— Objective —
Select the lines that contain "ylabel" and copy each of them.

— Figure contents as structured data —
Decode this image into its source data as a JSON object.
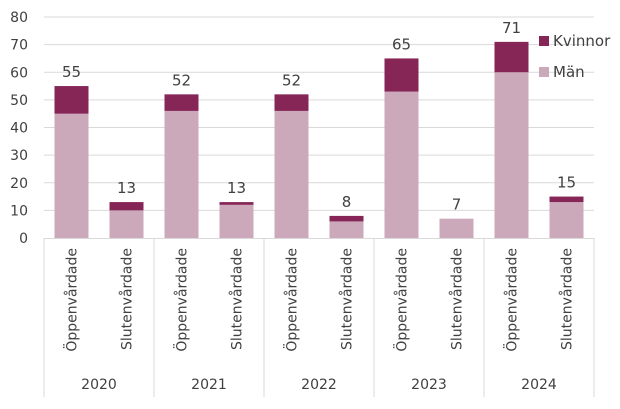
{
  "chart_data": {
    "type": "bar",
    "stacked": true,
    "groups": [
      "2020",
      "2021",
      "2022",
      "2023",
      "2024"
    ],
    "subcategories": [
      "Öppenvårdade",
      "Slutenvårdade"
    ],
    "series": [
      {
        "name": "Män",
        "color": "#cca9ba",
        "values": [
          45,
          10,
          46,
          12,
          46,
          6,
          53,
          7,
          60,
          13
        ]
      },
      {
        "name": "Kvinnor",
        "color": "#862657",
        "values": [
          10,
          3,
          6,
          1,
          6,
          2,
          12,
          0,
          11,
          2
        ]
      }
    ],
    "totals": [
      "55",
      "13",
      "52",
      "13",
      "52",
      "8",
      "65",
      "7",
      "71",
      "15"
    ],
    "ylim": [
      0,
      80
    ],
    "yticks": [
      "0",
      "10",
      "20",
      "30",
      "40",
      "50",
      "60",
      "70",
      "80"
    ],
    "grid": true,
    "legend_position": "top-right",
    "legend": [
      "Kvinnor",
      "Män"
    ]
  }
}
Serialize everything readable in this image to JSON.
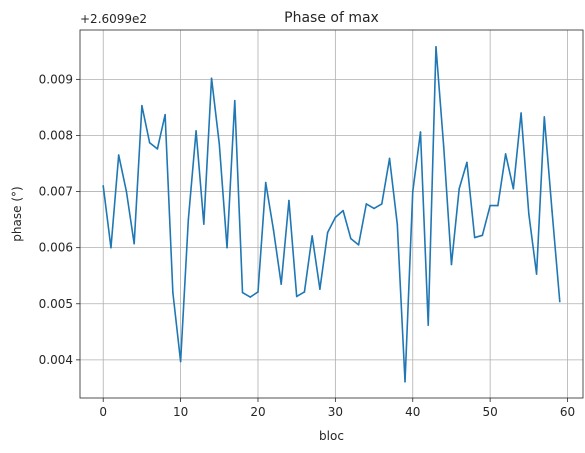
{
  "chart_data": {
    "type": "line",
    "title": "Phase of max",
    "xlabel": "bloc",
    "ylabel": "phase (°)",
    "offset_label": "+2.6099e2",
    "xlim": [
      -3,
      62
    ],
    "ylim": [
      0.00332,
      0.00988
    ],
    "x_ticks": [
      0,
      10,
      20,
      30,
      40,
      50,
      60
    ],
    "x_tick_labels": [
      "0",
      "10",
      "20",
      "30",
      "40",
      "50",
      "60"
    ],
    "y_ticks": [
      0.004,
      0.005,
      0.006,
      0.007,
      0.008,
      0.009
    ],
    "y_tick_labels": [
      "0.004",
      "0.005",
      "0.006",
      "0.007",
      "0.008",
      "0.009"
    ],
    "grid": true,
    "line_color": "#1f77b4",
    "series": [
      {
        "x": [
          0,
          1,
          2,
          3,
          4,
          5,
          6,
          7,
          8,
          9,
          10,
          11,
          12,
          13,
          14,
          15,
          16,
          17,
          18,
          19,
          20,
          21,
          22,
          23,
          24,
          25,
          26,
          27,
          28,
          29,
          30,
          31,
          32,
          33,
          34,
          35,
          36,
          37,
          38,
          39,
          40,
          41,
          42,
          43,
          44,
          45,
          46,
          47,
          48,
          49,
          50,
          51,
          52,
          53,
          54,
          55,
          56,
          57,
          58,
          59
        ],
        "y": [
          0.0071,
          0.006,
          0.00765,
          0.007,
          0.00607,
          0.00853,
          0.00787,
          0.00776,
          0.00837,
          0.0052,
          0.00397,
          0.0065,
          0.00808,
          0.00642,
          0.00902,
          0.00785,
          0.006,
          0.00862,
          0.0052,
          0.00512,
          0.00521,
          0.00716,
          0.00632,
          0.00535,
          0.00684,
          0.00513,
          0.00521,
          0.00621,
          0.00526,
          0.00627,
          0.00654,
          0.00666,
          0.00616,
          0.00605,
          0.00678,
          0.0067,
          0.00678,
          0.00759,
          0.00642,
          0.00361,
          0.007,
          0.00806,
          0.00462,
          0.00958,
          0.0078,
          0.0057,
          0.00705,
          0.00752,
          0.00618,
          0.00622,
          0.00675,
          0.00675,
          0.00767,
          0.00705,
          0.0084,
          0.0066,
          0.00553,
          0.00833,
          0.00665,
          0.00504
        ]
      }
    ]
  }
}
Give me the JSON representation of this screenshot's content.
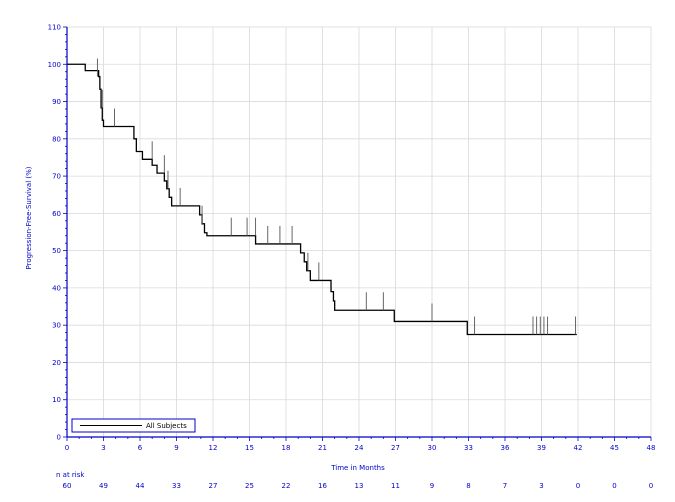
{
  "chart_data": {
    "type": "line",
    "title": "",
    "xlabel": "Time in Months",
    "ylabel": "Progression-Free-Survival (%)",
    "xlim": [
      0,
      48
    ],
    "ylim": [
      0,
      110
    ],
    "x_ticks": [
      0,
      3,
      6,
      9,
      12,
      15,
      18,
      21,
      24,
      27,
      30,
      33,
      36,
      39,
      42,
      45,
      48
    ],
    "y_ticks": [
      0,
      10,
      20,
      30,
      40,
      50,
      60,
      70,
      80,
      90,
      100,
      110
    ],
    "grid": true,
    "legend_position": "bottom-left",
    "series": [
      {
        "name": "All Subjects",
        "color": "#000000",
        "steps": [
          [
            0,
            100
          ],
          [
            1.5,
            98.3
          ],
          [
            2.6,
            96.7
          ],
          [
            2.7,
            93.3
          ],
          [
            2.8,
            88.3
          ],
          [
            2.9,
            85.0
          ],
          [
            3.0,
            83.3
          ],
          [
            5.5,
            80.0
          ],
          [
            5.7,
            76.6
          ],
          [
            6.2,
            74.5
          ],
          [
            7.0,
            72.9
          ],
          [
            7.4,
            70.8
          ],
          [
            8.0,
            68.7
          ],
          [
            8.2,
            66.6
          ],
          [
            8.4,
            64.3
          ],
          [
            8.6,
            62.0
          ],
          [
            10.9,
            59.6
          ],
          [
            11.1,
            57.2
          ],
          [
            11.3,
            54.8
          ],
          [
            11.5,
            54.0
          ],
          [
            15.5,
            51.8
          ],
          [
            19.2,
            49.4
          ],
          [
            19.5,
            47.0
          ],
          [
            19.7,
            44.6
          ],
          [
            20.0,
            42.0
          ],
          [
            21.7,
            39.0
          ],
          [
            21.9,
            36.5
          ],
          [
            22.0,
            34.0
          ],
          [
            26.9,
            31.0
          ],
          [
            32.9,
            27.5
          ],
          [
            41.9,
            27.5
          ]
        ],
        "censored": [
          [
            2.5,
            96.7
          ],
          [
            2.9,
            88.3
          ],
          [
            3.9,
            83.3
          ],
          [
            7.0,
            74.5
          ],
          [
            8.0,
            70.8
          ],
          [
            8.3,
            66.6
          ],
          [
            9.3,
            62.0
          ],
          [
            11.1,
            57.2
          ],
          [
            13.5,
            54.0
          ],
          [
            14.8,
            54.0
          ],
          [
            15.5,
            54.0
          ],
          [
            16.5,
            51.8
          ],
          [
            17.5,
            51.8
          ],
          [
            18.5,
            51.8
          ],
          [
            19.8,
            44.6
          ],
          [
            20.7,
            42.0
          ],
          [
            24.6,
            34.0
          ],
          [
            26.0,
            34.0
          ],
          [
            30.0,
            31.0
          ],
          [
            33.5,
            27.5
          ],
          [
            38.3,
            27.5
          ],
          [
            38.6,
            27.5
          ],
          [
            38.9,
            27.5
          ],
          [
            39.2,
            27.5
          ],
          [
            39.5,
            27.5
          ],
          [
            41.8,
            27.5
          ]
        ]
      }
    ],
    "risk_table": {
      "label": "n at risk",
      "times": [
        0,
        3,
        6,
        9,
        12,
        15,
        18,
        21,
        24,
        27,
        30,
        33,
        36,
        39,
        42,
        45,
        48
      ],
      "counts": [
        "60",
        "49",
        "44",
        "33",
        "27",
        "25",
        "22",
        "16",
        "13",
        "11",
        "9",
        "8",
        "7",
        "3",
        "0",
        "0",
        "0"
      ]
    }
  }
}
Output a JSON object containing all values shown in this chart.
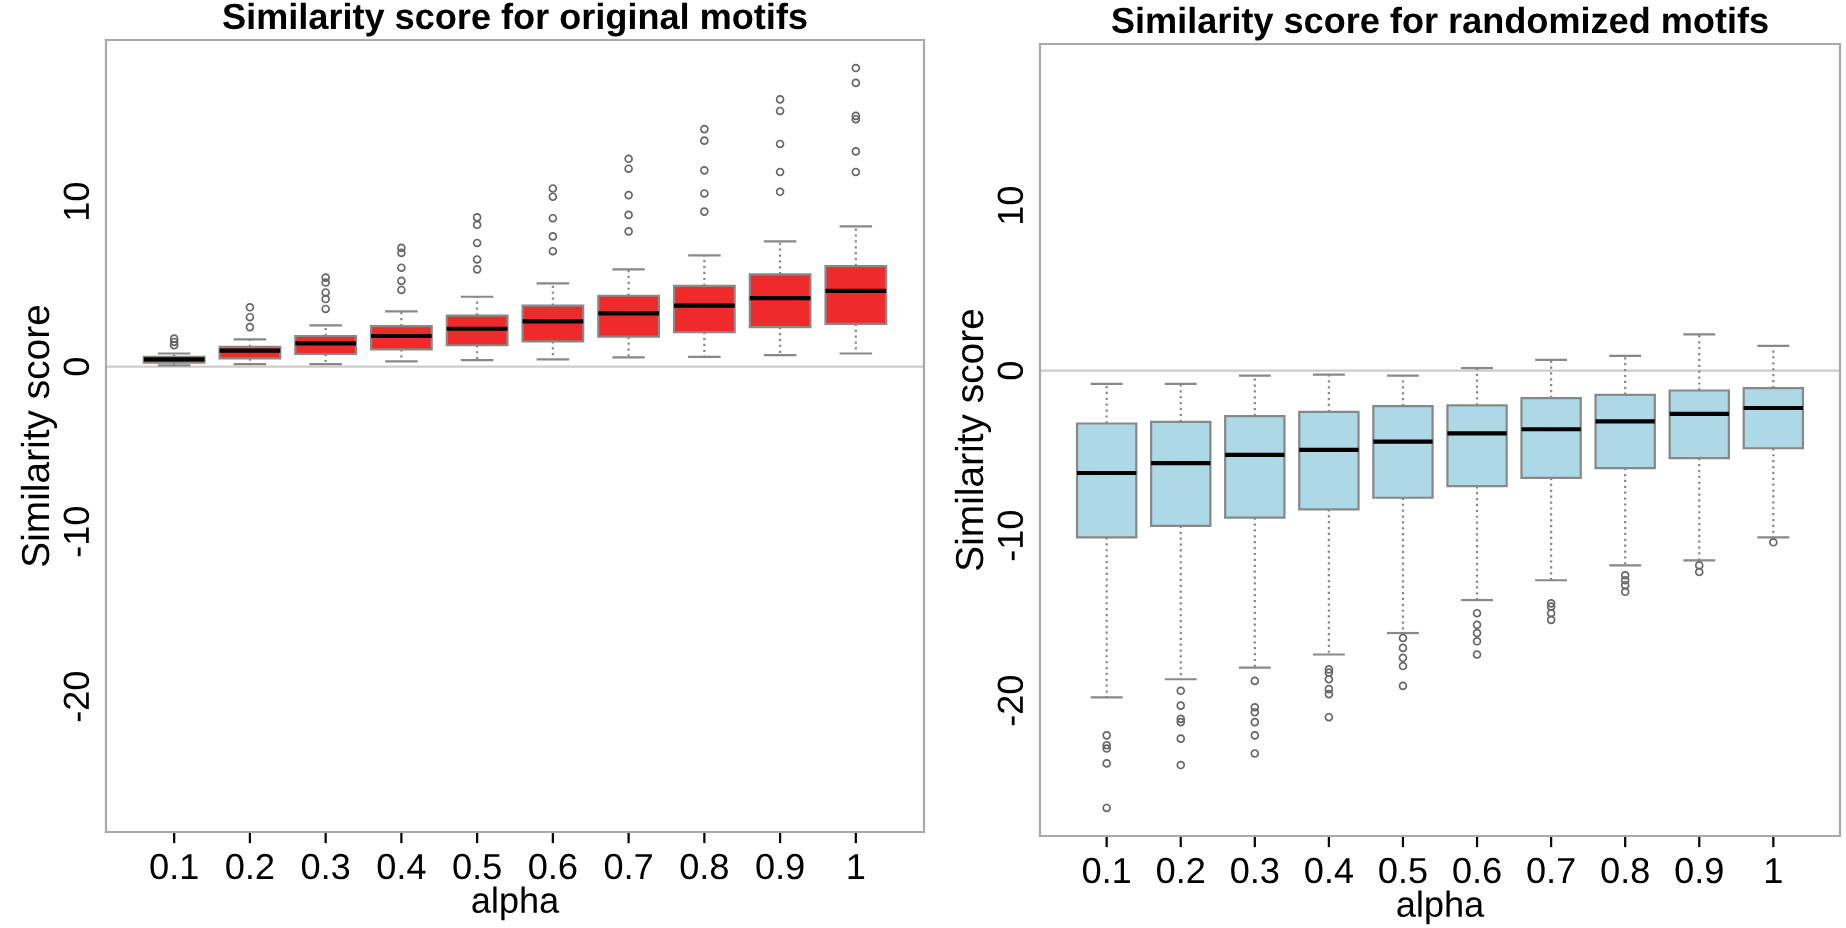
{
  "chart_data": [
    {
      "type": "box",
      "title": "Similarity score for original motifs",
      "xlabel": "alpha",
      "ylabel": "Similarity score",
      "categories": [
        "0.1",
        "0.2",
        "0.3",
        "0.4",
        "0.5",
        "0.6",
        "0.7",
        "0.8",
        "0.9",
        "1"
      ],
      "ylim": [
        -28.2,
        19.8
      ],
      "yticks": [
        -20,
        -10,
        0,
        10
      ],
      "grid": false,
      "ref_lines": [
        {
          "axis": "y",
          "value": 0,
          "color": "#cccccc"
        }
      ],
      "series": [
        {
          "color": "#ee2a2a",
          "boxes": [
            {
              "low": 0.08,
              "q1": 0.24,
              "median": 0.44,
              "q3": 0.6,
              "high": 0.8,
              "outliers": [
                1.3,
                1.5,
                1.7
              ]
            },
            {
              "low": 0.16,
              "q1": 0.5,
              "median": 0.97,
              "q3": 1.2,
              "high": 1.65,
              "outliers": [
                2.4,
                3.0,
                3.6
              ]
            },
            {
              "low": 0.16,
              "q1": 0.77,
              "median": 1.41,
              "q3": 1.86,
              "high": 2.5,
              "outliers": [
                3.5,
                4.1,
                4.5,
                5.1,
                5.4
              ]
            },
            {
              "low": 0.32,
              "q1": 1.05,
              "median": 1.86,
              "q3": 2.46,
              "high": 3.35,
              "outliers": [
                4.65,
                5.2,
                6.0,
                6.9,
                7.2
              ]
            },
            {
              "low": 0.4,
              "q1": 1.3,
              "median": 2.3,
              "q3": 3.1,
              "high": 4.24,
              "outliers": [
                5.9,
                6.5,
                7.5,
                8.6,
                9.05
              ]
            },
            {
              "low": 0.44,
              "q1": 1.54,
              "median": 2.75,
              "q3": 3.7,
              "high": 5.05,
              "outliers": [
                7.0,
                7.9,
                9.0,
                10.3,
                10.8
              ]
            },
            {
              "low": 0.57,
              "q1": 1.82,
              "median": 3.23,
              "q3": 4.3,
              "high": 5.9,
              "outliers": [
                8.2,
                9.2,
                10.4,
                12.0,
                12.6
              ]
            },
            {
              "low": 0.6,
              "q1": 2.1,
              "median": 3.7,
              "q3": 4.9,
              "high": 6.75,
              "outliers": [
                9.4,
                10.5,
                11.9,
                13.7,
                14.4
              ]
            },
            {
              "low": 0.7,
              "q1": 2.4,
              "median": 4.16,
              "q3": 5.6,
              "high": 7.6,
              "outliers": [
                10.6,
                11.8,
                13.5,
                15.5,
                16.2
              ]
            },
            {
              "low": 0.8,
              "q1": 2.6,
              "median": 4.6,
              "q3": 6.1,
              "high": 8.5,
              "outliers": [
                11.8,
                13.05,
                15.0,
                15.2,
                17.2,
                18.1
              ]
            }
          ]
        }
      ]
    },
    {
      "type": "box",
      "title": "Similarity score for randomized motifs",
      "xlabel": "alpha",
      "ylabel": "Similarity score",
      "categories": [
        "0.1",
        "0.2",
        "0.3",
        "0.4",
        "0.5",
        "0.6",
        "0.7",
        "0.8",
        "0.9",
        "1"
      ],
      "ylim": [
        -28.2,
        19.8
      ],
      "yticks": [
        -20,
        -10,
        0,
        10
      ],
      "grid": false,
      "ref_lines": [
        {
          "axis": "y",
          "value": 0,
          "color": "#cccccc"
        }
      ],
      "series": [
        {
          "color": "#add8e6",
          "boxes": [
            {
              "low": -19.8,
              "q1": -10.1,
              "median": -6.2,
              "q3": -3.2,
              "high": -0.8,
              "outliers": [
                -22.1,
                -22.7,
                -22.9,
                -23.8,
                -26.5
              ]
            },
            {
              "low": -18.7,
              "q1": -9.4,
              "median": -5.6,
              "q3": -3.1,
              "high": -0.8,
              "outliers": [
                -19.4,
                -20.3,
                -21.1,
                -21.3,
                -22.3,
                -23.9
              ]
            },
            {
              "low": -18.0,
              "q1": -8.9,
              "median": -5.1,
              "q3": -2.75,
              "high": -0.3,
              "outliers": [
                -18.8,
                -20.4,
                -20.7,
                -21.3,
                -22.1,
                -23.2
              ]
            },
            {
              "low": -17.2,
              "q1": -8.4,
              "median": -4.8,
              "q3": -2.5,
              "high": -0.24,
              "outliers": [
                -18.1,
                -18.3,
                -18.7,
                -19.3,
                -19.6,
                -21.0
              ]
            },
            {
              "low": -15.9,
              "q1": -7.7,
              "median": -4.3,
              "q3": -2.15,
              "high": -0.3,
              "outliers": [
                -16.2,
                -16.8,
                -17.4,
                -17.9,
                -19.1
              ]
            },
            {
              "low": -13.9,
              "q1": -7.0,
              "median": -3.8,
              "q3": -2.1,
              "high": 0.16,
              "outliers": [
                -14.7,
                -15.4,
                -15.9,
                -16.4,
                -17.2
              ]
            },
            {
              "low": -12.7,
              "q1": -6.5,
              "median": -3.55,
              "q3": -1.66,
              "high": 0.65,
              "outliers": [
                -14.1,
                -14.3,
                -14.7,
                -15.1
              ]
            },
            {
              "low": -11.8,
              "q1": -5.9,
              "median": -3.07,
              "q3": -1.46,
              "high": 0.9,
              "outliers": [
                -12.4,
                -12.7,
                -13.0,
                -13.4
              ]
            },
            {
              "low": -11.5,
              "q1": -5.3,
              "median": -2.62,
              "q3": -1.2,
              "high": 2.2,
              "outliers": [
                -11.8,
                -12.2
              ]
            },
            {
              "low": -10.1,
              "q1": -4.7,
              "median": -2.26,
              "q3": -1.05,
              "high": 1.5,
              "outliers": [
                -10.4
              ]
            }
          ]
        }
      ]
    }
  ]
}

— Response below —
    "ylabel": "phase (°)",
    "ylabel": "Progression-Free-Survival (%)",
      "ylabel": "Similarity score",
      "ylabel": "Similarity score",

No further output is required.